:: Material shown ::

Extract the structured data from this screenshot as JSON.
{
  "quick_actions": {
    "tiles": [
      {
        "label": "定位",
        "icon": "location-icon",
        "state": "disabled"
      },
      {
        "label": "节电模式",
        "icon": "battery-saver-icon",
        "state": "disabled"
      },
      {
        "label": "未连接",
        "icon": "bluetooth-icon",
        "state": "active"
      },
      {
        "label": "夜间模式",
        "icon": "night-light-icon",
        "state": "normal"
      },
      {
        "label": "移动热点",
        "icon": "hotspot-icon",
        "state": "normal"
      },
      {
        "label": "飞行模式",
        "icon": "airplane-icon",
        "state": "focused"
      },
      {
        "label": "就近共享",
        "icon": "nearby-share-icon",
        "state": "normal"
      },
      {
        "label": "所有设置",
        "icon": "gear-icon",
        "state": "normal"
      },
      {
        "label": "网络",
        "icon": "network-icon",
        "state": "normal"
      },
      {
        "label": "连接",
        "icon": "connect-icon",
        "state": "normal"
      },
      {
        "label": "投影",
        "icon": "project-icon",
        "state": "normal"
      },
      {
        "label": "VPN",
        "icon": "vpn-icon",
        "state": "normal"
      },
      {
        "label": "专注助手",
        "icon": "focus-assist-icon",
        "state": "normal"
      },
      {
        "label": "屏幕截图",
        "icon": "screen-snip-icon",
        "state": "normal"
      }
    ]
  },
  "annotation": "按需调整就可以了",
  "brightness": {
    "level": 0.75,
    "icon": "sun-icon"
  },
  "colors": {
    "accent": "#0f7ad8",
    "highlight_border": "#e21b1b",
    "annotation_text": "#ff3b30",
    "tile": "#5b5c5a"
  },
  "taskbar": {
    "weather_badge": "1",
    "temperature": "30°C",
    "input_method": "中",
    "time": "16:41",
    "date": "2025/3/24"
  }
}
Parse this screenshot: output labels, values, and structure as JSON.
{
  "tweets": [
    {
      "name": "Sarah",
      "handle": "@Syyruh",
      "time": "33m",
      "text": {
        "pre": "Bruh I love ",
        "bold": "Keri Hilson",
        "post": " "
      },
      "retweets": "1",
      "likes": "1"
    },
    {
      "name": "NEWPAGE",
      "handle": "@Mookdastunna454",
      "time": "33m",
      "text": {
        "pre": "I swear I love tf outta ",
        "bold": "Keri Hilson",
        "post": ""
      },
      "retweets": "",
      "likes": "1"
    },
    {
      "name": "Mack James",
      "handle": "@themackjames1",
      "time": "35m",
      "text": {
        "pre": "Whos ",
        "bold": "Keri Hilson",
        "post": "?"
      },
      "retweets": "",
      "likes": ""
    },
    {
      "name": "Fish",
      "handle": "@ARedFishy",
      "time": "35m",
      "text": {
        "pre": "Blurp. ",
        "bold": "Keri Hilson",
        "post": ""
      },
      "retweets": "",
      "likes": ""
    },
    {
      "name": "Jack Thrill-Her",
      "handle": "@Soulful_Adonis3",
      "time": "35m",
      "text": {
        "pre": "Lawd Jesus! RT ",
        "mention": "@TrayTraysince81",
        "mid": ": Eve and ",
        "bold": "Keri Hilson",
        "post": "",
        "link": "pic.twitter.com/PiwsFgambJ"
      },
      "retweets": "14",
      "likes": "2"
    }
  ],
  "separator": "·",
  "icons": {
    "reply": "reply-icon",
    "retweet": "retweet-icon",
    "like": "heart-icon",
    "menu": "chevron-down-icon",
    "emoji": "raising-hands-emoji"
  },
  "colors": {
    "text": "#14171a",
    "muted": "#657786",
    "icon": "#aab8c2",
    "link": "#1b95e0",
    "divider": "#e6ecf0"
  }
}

:::

• _Aim_:
List the lines of the material in which the word "screenshot" occurs.

• _Exercise result_:
Extract the structured data from this screenshot as JSON.
Parse this screenshot: output labels, values, and structure as JSON.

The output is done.